Copy every line of the data that includes the string "Initial".

##### Items #####

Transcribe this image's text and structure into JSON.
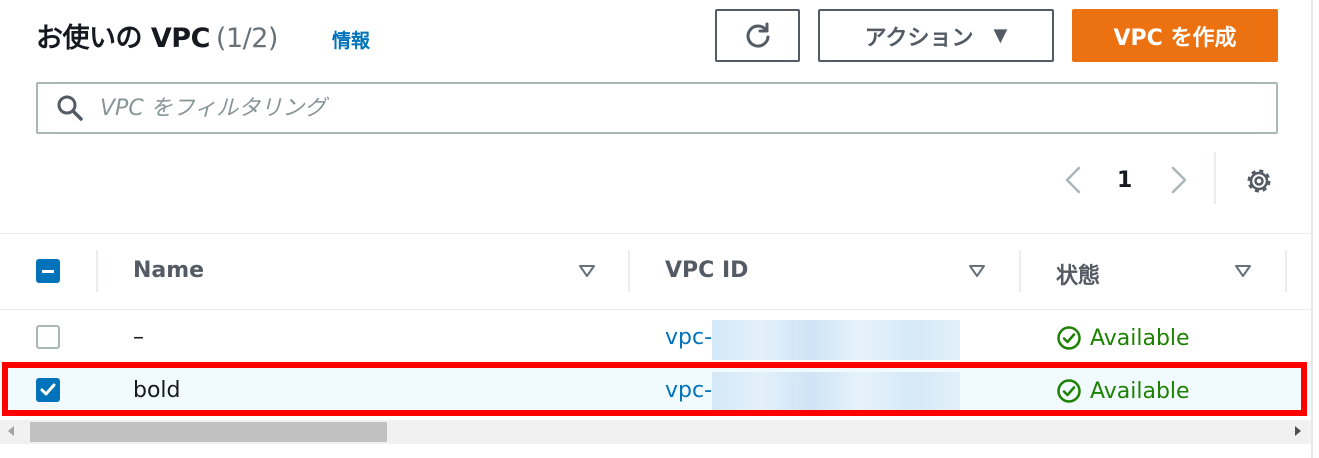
{
  "header": {
    "title": "お使いの VPC",
    "count": "(1/2)",
    "info_link": "情報",
    "action_button": "アクション",
    "create_button": "VPC を作成"
  },
  "search": {
    "placeholder": "VPC をフィルタリング",
    "value": ""
  },
  "pagination": {
    "current_page": "1"
  },
  "table": {
    "columns": [
      "Name",
      "VPC ID",
      "状態"
    ],
    "rows": [
      {
        "name": "–",
        "vpc_id": "vpc-",
        "status": "Available",
        "selected": false
      },
      {
        "name": "bold",
        "vpc_id": "vpc-",
        "status": "Available",
        "selected": true
      }
    ],
    "header_checkbox_state": "indeterminate"
  },
  "colors": {
    "accent": "#0073bb",
    "primary_button": "#ec7211",
    "success": "#1d8102",
    "highlight": "#ff0000"
  },
  "icons": {
    "refresh": "refresh-icon",
    "dropdown": "caret-down-icon",
    "search": "search-icon",
    "prev": "chevron-left-icon",
    "next": "chevron-right-icon",
    "settings": "gear-icon",
    "sort": "sort-down-icon",
    "status": "check-circle-icon"
  }
}
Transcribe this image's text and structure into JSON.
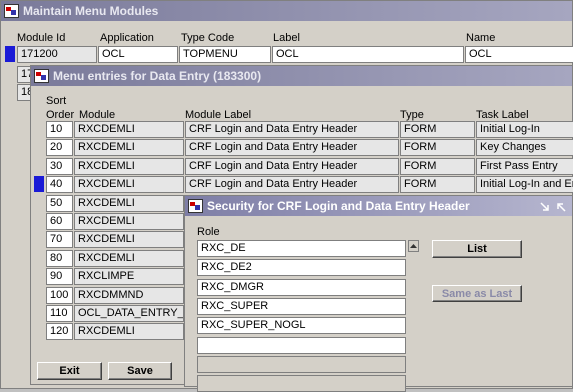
{
  "main_window": {
    "title": "Maintain Menu Modules",
    "headers": {
      "module_id": "Module Id",
      "application": "Application",
      "type_code": "Type Code",
      "label": "Label",
      "name": "Name"
    },
    "row": {
      "module_id": "171200",
      "application": "OCL",
      "type_code": "TOPMENU",
      "label": "OCL",
      "name": "OCL"
    },
    "behind_rows": [
      "17",
      "18"
    ]
  },
  "menu_window": {
    "title": "Menu entries for Data Entry (183300)",
    "headers": {
      "sort_top": "Sort",
      "sort_bottom": "Order",
      "module": "Module",
      "module_label": "Module Label",
      "type": "Type",
      "task_label": "Task Label"
    },
    "rows": [
      {
        "order": "10",
        "module": "RXCDEMLI",
        "label": "CRF Login and Data Entry Header",
        "type": "FORM",
        "task": "Initial Log-In"
      },
      {
        "order": "20",
        "module": "RXCDEMLI",
        "label": "CRF Login and Data Entry Header",
        "type": "FORM",
        "task": "Key Changes"
      },
      {
        "order": "30",
        "module": "RXCDEMLI",
        "label": "CRF Login and Data Entry Header",
        "type": "FORM",
        "task": "First Pass Entry"
      },
      {
        "order": "40",
        "module": "RXCDEMLI",
        "label": "CRF Login and Data Entry Header",
        "type": "FORM",
        "task": "Initial Log-In and En"
      },
      {
        "order": "50",
        "module": "RXCDEMLI",
        "label": "",
        "type": "",
        "task": ""
      },
      {
        "order": "60",
        "module": "RXCDEMLI",
        "label": "",
        "type": "",
        "task": ""
      },
      {
        "order": "70",
        "module": "RXCDEMLI",
        "label": "",
        "type": "",
        "task": ""
      },
      {
        "order": "80",
        "module": "RXCDEMLI",
        "label": "",
        "type": "",
        "task": ""
      },
      {
        "order": "90",
        "module": "RXCLIMPE",
        "label": "",
        "type": "",
        "task": ""
      },
      {
        "order": "100",
        "module": "RXCDMMND",
        "label": "",
        "type": "",
        "task": ""
      },
      {
        "order": "110",
        "module": "OCL_DATA_ENTRY_R",
        "label": "",
        "type": "",
        "task": ""
      },
      {
        "order": "120",
        "module": "RXCDEMLI",
        "label": "",
        "type": "",
        "task": ""
      }
    ],
    "exit_label": "Exit",
    "save_label": "Save"
  },
  "security_window": {
    "title": "Security for CRF Login and Data Entry Header",
    "role_header": "Role",
    "roles": [
      "RXC_DE",
      "RXC_DE2",
      "RXC_DMGR",
      "RXC_SUPER",
      "RXC_SUPER_NOGL",
      "",
      "",
      ""
    ],
    "list_label": "List",
    "same_as_last_label": "Same as Last",
    "icons": [
      "app-icon",
      "minimize-icon",
      "maximize-icon",
      "scroll-up-icon"
    ]
  },
  "colors": {
    "current_record": "#1a1ad6",
    "title_bar": "#8a8ab0",
    "window_bg": "#d4d0c8"
  }
}
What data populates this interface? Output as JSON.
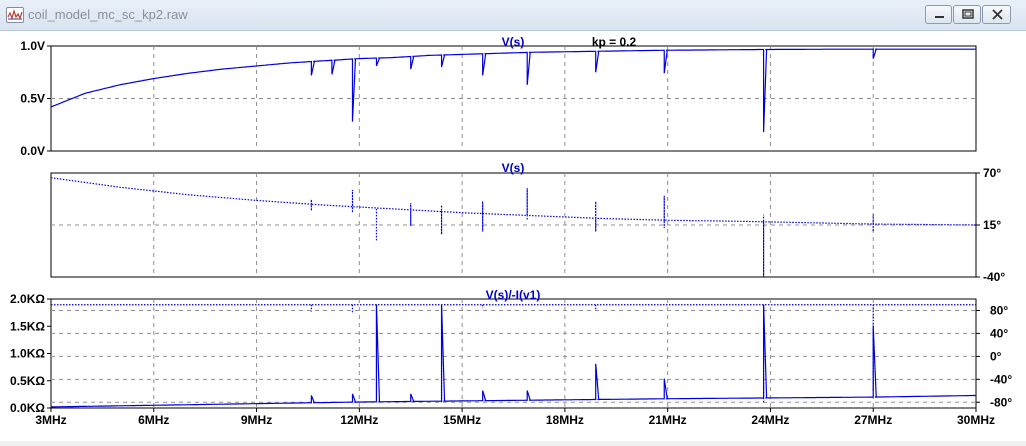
{
  "window": {
    "title": "coil_model_mc_sc_kp2.raw"
  },
  "chart_data": [
    {
      "type": "line",
      "title": "V(s)",
      "annotation": "kp = 0.2",
      "x_ticks": [
        "3MHz",
        "6MHz",
        "9MHz",
        "12MHz",
        "15MHz",
        "18MHz",
        "21MHz",
        "24MHz",
        "27MHz",
        "30MHz"
      ],
      "xlim_mhz": [
        3,
        30
      ],
      "ylim": [
        0,
        1
      ],
      "y_ticks": [
        {
          "v": 0,
          "label": "0.0V"
        },
        {
          "v": 0.5,
          "label": "0.5V"
        },
        {
          "v": 1.0,
          "label": "1.0V"
        }
      ],
      "baseline": [
        [
          3,
          0.42
        ],
        [
          4,
          0.55
        ],
        [
          5,
          0.63
        ],
        [
          6,
          0.69
        ],
        [
          7,
          0.74
        ],
        [
          8,
          0.78
        ],
        [
          9,
          0.81
        ],
        [
          10,
          0.84
        ],
        [
          11,
          0.86
        ],
        [
          12,
          0.88
        ],
        [
          13,
          0.89
        ],
        [
          14,
          0.91
        ],
        [
          15,
          0.92
        ],
        [
          16,
          0.93
        ],
        [
          17,
          0.94
        ],
        [
          18,
          0.945
        ],
        [
          19,
          0.95
        ],
        [
          20,
          0.955
        ],
        [
          21,
          0.96
        ],
        [
          22,
          0.962
        ],
        [
          23,
          0.965
        ],
        [
          24,
          0.967
        ],
        [
          25,
          0.968
        ],
        [
          26,
          0.97
        ],
        [
          27,
          0.97
        ],
        [
          28,
          0.97
        ],
        [
          29,
          0.97
        ],
        [
          30,
          0.97
        ]
      ],
      "spikes": [
        {
          "x": 10.6,
          "y": 0.72
        },
        {
          "x": 11.2,
          "y": 0.73
        },
        {
          "x": 11.8,
          "y": 0.28
        },
        {
          "x": 12.5,
          "y": 0.81
        },
        {
          "x": 13.5,
          "y": 0.78
        },
        {
          "x": 14.4,
          "y": 0.8
        },
        {
          "x": 15.6,
          "y": 0.72
        },
        {
          "x": 16.9,
          "y": 0.63
        },
        {
          "x": 18.9,
          "y": 0.75
        },
        {
          "x": 20.9,
          "y": 0.74
        },
        {
          "x": 23.8,
          "y": 0.18
        },
        {
          "x": 27.0,
          "y": 0.88
        }
      ]
    },
    {
      "type": "line",
      "title": "V(s)",
      "xlim_mhz": [
        3,
        30
      ],
      "ylim": [
        -40,
        70
      ],
      "y_ticks": [
        {
          "v": 70,
          "label": "70°"
        },
        {
          "v": 15,
          "label": "15°"
        },
        {
          "v": -40,
          "label": "-40°"
        }
      ],
      "baseline": [
        [
          3,
          65
        ],
        [
          5,
          55
        ],
        [
          7,
          47
        ],
        [
          9,
          41
        ],
        [
          11,
          36
        ],
        [
          13,
          32
        ],
        [
          15,
          28
        ],
        [
          17,
          25
        ],
        [
          19,
          22
        ],
        [
          21,
          20
        ],
        [
          23,
          19
        ],
        [
          25,
          17.5
        ],
        [
          27,
          16
        ],
        [
          30,
          15
        ]
      ],
      "spikes": [
        {
          "x": 10.6,
          "hi": 42,
          "lo": 30
        },
        {
          "x": 11.8,
          "hi": 52,
          "lo": 28
        },
        {
          "x": 12.5,
          "hi": 33,
          "lo": -2
        },
        {
          "x": 13.5,
          "hi": 38,
          "lo": 14
        },
        {
          "x": 14.4,
          "hi": 36,
          "lo": 5
        },
        {
          "x": 15.6,
          "hi": 40,
          "lo": 8
        },
        {
          "x": 16.9,
          "hi": 54,
          "lo": 20
        },
        {
          "x": 18.9,
          "hi": 40,
          "lo": 8
        },
        {
          "x": 20.9,
          "hi": 46,
          "lo": 12
        },
        {
          "x": 23.8,
          "hi": 26,
          "lo": -40
        },
        {
          "x": 27.0,
          "hi": 26,
          "lo": 8
        }
      ]
    },
    {
      "type": "line",
      "title": "V(s)/-I(v1)",
      "xlim_mhz": [
        3,
        30
      ],
      "ylim": [
        0,
        2000
      ],
      "y_ticks": [
        {
          "v": 0,
          "label": "0.0KΩ"
        },
        {
          "v": 500,
          "label": "0.5KΩ"
        },
        {
          "v": 1000,
          "label": "1.0KΩ"
        },
        {
          "v": 1500,
          "label": "1.5KΩ"
        },
        {
          "v": 2000,
          "label": "2.0KΩ"
        }
      ],
      "y2lim": [
        -90,
        100
      ],
      "y2_ticks": [
        {
          "v": 80,
          "label": "80°"
        },
        {
          "v": 40,
          "label": "40°"
        },
        {
          "v": 0,
          "label": "0°"
        },
        {
          "v": -40,
          "label": "-40°"
        },
        {
          "v": -80,
          "label": "-80°"
        }
      ],
      "baseline": [
        [
          3,
          20
        ],
        [
          6,
          50
        ],
        [
          9,
          80
        ],
        [
          12,
          110
        ],
        [
          15,
          130
        ],
        [
          18,
          150
        ],
        [
          21,
          170
        ],
        [
          24,
          185
        ],
        [
          27,
          200
        ],
        [
          30,
          230
        ]
      ],
      "spikes": [
        {
          "x": 10.6,
          "y": 230
        },
        {
          "x": 11.8,
          "y": 260
        },
        {
          "x": 12.5,
          "y": 1900
        },
        {
          "x": 13.5,
          "y": 260
        },
        {
          "x": 14.4,
          "y": 1900
        },
        {
          "x": 15.6,
          "y": 320
        },
        {
          "x": 16.9,
          "y": 320
        },
        {
          "x": 18.9,
          "y": 810
        },
        {
          "x": 20.9,
          "y": 540
        },
        {
          "x": 23.8,
          "y": 1900
        },
        {
          "x": 27.0,
          "y": 1500
        }
      ],
      "phase_level": 90,
      "phase_spikes": [
        {
          "x": 10.6,
          "lo": 78
        },
        {
          "x": 11.8,
          "lo": 74
        },
        {
          "x": 12.5,
          "lo": -80
        },
        {
          "x": 14.4,
          "lo": -80
        },
        {
          "x": 15.6,
          "lo": 84
        },
        {
          "x": 18.9,
          "lo": 80
        },
        {
          "x": 23.8,
          "lo": -80
        },
        {
          "x": 27.0,
          "lo": -60
        }
      ]
    }
  ],
  "colors": {
    "trace": "#0000dd",
    "grid": "#909090",
    "axis": "#000000",
    "title": "#0000cc"
  }
}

#####

> _Output_
        "task": "Initial Log-In"
        "task": "Initial Log-In and En"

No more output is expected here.